Excerpts from a figure dataset:
┌──

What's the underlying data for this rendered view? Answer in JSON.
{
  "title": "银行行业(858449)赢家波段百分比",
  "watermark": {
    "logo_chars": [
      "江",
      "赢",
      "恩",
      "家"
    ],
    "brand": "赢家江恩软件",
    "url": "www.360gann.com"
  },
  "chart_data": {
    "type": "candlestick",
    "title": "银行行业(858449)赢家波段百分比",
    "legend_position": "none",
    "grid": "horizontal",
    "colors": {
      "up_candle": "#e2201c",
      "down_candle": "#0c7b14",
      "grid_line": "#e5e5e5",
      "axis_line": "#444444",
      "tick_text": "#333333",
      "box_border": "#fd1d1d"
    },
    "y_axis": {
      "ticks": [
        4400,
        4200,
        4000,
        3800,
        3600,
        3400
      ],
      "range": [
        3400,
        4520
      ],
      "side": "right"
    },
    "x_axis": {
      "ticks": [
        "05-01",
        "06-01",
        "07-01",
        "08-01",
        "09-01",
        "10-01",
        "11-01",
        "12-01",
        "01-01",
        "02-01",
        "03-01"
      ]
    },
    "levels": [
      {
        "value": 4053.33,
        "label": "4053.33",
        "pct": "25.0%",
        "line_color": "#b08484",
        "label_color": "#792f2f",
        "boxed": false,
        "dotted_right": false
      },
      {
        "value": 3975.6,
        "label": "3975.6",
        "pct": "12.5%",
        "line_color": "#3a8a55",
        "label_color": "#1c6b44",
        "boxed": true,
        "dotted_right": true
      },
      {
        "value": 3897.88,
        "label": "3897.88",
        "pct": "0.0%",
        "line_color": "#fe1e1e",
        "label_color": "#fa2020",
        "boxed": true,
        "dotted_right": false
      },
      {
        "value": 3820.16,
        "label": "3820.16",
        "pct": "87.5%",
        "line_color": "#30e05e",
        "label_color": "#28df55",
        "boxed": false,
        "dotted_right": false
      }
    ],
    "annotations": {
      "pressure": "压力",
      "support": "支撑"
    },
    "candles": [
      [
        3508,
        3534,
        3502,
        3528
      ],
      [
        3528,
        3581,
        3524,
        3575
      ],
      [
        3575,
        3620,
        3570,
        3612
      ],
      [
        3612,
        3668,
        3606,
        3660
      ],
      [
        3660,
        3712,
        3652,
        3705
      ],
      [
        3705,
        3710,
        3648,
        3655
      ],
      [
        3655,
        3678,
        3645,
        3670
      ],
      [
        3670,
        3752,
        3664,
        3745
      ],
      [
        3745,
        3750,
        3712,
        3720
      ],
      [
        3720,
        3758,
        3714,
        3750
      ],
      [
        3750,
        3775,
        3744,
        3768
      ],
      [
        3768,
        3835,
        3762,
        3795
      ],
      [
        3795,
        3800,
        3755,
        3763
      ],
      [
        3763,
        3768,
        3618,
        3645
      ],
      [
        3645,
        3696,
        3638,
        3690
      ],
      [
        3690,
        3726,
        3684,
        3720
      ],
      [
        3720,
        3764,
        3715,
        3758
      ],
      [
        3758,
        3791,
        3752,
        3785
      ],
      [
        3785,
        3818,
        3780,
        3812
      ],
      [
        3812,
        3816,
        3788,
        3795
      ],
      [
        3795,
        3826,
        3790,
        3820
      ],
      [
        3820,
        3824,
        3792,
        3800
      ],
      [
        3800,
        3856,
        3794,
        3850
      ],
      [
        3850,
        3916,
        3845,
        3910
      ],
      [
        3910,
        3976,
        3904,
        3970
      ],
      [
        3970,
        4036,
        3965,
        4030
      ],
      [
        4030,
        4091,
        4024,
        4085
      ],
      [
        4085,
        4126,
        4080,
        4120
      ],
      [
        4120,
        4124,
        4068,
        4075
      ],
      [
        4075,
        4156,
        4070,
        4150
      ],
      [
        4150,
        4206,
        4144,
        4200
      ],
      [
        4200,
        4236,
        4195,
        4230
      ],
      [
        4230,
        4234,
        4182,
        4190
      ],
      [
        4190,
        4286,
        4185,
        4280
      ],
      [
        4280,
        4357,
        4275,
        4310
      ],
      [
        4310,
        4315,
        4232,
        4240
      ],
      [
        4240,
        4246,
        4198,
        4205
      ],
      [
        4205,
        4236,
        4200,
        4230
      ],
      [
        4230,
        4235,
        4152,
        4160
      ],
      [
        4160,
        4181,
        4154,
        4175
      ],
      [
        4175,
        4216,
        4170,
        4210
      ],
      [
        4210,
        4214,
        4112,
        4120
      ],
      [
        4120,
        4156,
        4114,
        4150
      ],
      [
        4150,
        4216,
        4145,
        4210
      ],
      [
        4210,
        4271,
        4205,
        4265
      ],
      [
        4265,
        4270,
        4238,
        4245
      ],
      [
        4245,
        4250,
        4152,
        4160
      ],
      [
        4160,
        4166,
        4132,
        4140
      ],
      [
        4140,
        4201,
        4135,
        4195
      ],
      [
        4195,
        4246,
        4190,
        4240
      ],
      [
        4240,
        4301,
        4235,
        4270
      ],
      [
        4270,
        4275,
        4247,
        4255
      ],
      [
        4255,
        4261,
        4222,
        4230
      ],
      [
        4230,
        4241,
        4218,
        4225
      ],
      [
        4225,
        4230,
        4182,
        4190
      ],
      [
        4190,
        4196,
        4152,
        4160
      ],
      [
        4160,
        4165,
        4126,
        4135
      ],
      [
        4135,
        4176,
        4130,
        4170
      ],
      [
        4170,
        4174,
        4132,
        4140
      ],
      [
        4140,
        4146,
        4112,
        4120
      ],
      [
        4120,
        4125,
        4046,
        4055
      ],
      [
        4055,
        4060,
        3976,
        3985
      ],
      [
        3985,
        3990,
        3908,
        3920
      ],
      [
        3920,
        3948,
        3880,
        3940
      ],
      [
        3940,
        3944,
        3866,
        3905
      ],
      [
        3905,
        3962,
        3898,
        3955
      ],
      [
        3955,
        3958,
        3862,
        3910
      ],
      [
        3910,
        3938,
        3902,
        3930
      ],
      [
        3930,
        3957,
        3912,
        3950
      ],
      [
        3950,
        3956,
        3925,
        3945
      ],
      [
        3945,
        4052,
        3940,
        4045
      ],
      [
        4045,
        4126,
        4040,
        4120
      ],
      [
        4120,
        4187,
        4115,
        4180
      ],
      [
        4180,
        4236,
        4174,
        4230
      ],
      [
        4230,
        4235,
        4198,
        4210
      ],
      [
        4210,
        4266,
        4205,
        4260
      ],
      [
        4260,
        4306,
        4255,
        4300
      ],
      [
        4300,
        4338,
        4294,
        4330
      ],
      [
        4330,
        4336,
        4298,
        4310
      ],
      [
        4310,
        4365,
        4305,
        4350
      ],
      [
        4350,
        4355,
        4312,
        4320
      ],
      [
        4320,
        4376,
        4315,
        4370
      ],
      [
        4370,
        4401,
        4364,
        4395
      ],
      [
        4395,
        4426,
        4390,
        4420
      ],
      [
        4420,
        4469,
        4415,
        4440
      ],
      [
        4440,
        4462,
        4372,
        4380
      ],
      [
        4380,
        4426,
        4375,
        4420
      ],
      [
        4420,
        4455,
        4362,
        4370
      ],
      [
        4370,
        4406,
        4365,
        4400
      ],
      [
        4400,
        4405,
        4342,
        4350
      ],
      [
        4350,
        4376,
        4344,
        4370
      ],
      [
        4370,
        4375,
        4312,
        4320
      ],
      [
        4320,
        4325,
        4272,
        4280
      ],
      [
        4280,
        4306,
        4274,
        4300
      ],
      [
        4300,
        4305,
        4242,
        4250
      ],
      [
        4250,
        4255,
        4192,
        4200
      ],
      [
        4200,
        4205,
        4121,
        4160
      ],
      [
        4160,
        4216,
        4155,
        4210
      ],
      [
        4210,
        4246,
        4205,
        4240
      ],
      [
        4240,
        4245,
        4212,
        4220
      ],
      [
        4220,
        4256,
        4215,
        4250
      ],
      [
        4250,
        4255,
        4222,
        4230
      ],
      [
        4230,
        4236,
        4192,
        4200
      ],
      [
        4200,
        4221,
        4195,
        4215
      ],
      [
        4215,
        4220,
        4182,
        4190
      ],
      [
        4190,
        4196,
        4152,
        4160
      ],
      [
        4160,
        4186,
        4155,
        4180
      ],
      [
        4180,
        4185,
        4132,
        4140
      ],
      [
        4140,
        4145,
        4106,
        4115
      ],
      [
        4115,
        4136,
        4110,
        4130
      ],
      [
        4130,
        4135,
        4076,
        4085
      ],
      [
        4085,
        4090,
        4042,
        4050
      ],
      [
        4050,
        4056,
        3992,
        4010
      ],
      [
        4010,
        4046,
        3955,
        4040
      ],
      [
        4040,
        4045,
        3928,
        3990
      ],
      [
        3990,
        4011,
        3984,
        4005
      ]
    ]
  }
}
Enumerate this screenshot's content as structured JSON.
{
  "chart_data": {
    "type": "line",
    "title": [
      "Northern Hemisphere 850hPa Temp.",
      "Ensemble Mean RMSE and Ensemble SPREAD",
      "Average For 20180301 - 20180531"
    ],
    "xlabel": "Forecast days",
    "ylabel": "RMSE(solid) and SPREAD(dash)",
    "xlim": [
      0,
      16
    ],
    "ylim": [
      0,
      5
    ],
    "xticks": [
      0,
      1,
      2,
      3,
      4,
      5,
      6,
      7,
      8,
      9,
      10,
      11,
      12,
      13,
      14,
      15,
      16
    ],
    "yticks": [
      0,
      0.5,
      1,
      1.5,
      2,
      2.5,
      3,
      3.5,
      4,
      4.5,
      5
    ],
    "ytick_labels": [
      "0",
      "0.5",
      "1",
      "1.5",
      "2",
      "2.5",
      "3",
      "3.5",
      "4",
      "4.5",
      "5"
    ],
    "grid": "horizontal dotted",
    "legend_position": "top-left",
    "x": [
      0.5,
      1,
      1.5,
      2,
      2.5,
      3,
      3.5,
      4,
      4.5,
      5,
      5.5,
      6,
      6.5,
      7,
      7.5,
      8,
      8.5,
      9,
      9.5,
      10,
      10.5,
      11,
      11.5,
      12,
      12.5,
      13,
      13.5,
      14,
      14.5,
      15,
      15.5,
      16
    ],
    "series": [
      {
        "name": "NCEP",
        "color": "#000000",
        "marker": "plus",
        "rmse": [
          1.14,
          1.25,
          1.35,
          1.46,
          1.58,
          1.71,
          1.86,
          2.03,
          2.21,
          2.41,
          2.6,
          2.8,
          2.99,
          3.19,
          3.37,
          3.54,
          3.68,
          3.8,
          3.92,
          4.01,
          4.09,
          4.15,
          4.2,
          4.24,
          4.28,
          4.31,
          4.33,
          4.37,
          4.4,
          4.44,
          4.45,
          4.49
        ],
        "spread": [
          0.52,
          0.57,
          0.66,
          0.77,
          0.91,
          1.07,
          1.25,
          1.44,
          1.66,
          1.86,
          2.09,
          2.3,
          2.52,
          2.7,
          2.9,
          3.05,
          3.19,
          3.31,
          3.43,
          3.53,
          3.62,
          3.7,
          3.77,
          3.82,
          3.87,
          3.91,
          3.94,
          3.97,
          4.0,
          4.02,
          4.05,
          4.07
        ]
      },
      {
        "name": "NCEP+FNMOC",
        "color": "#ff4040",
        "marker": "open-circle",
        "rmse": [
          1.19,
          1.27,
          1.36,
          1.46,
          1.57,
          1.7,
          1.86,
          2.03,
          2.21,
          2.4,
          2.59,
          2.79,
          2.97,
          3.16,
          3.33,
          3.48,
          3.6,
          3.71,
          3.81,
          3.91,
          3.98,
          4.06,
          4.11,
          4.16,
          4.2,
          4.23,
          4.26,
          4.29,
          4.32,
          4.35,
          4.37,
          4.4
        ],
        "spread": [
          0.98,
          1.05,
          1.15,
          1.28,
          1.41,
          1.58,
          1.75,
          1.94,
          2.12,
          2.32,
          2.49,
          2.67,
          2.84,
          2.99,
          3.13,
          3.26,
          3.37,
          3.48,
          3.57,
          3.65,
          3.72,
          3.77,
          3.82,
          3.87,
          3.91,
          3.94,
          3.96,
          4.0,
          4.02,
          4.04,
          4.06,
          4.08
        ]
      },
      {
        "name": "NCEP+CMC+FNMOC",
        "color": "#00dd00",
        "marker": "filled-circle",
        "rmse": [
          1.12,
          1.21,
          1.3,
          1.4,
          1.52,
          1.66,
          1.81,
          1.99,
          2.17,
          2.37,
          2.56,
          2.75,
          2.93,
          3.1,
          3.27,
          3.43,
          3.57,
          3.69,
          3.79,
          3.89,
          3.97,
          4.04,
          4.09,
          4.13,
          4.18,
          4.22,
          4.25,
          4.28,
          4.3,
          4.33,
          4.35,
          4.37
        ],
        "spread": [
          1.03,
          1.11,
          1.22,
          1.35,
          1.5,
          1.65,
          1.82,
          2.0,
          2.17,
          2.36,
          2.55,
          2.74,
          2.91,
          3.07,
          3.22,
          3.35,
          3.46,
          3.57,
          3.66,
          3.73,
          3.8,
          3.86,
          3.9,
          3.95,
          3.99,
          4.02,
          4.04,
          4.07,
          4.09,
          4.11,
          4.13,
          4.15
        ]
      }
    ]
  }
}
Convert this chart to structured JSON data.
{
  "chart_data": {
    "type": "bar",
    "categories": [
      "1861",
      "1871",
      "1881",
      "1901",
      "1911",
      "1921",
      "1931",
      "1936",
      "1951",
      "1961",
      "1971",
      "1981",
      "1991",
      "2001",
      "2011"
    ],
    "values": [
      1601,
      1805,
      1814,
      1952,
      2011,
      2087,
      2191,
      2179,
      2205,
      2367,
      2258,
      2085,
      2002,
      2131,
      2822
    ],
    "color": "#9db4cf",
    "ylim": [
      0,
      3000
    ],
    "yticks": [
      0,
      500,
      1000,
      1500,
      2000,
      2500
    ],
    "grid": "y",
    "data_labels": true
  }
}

└──

● What is being asked
Select every line above that contains the word "circle", and copy it.

● Complete output
        "marker": "open-circle",
        "marker": "filled-circle",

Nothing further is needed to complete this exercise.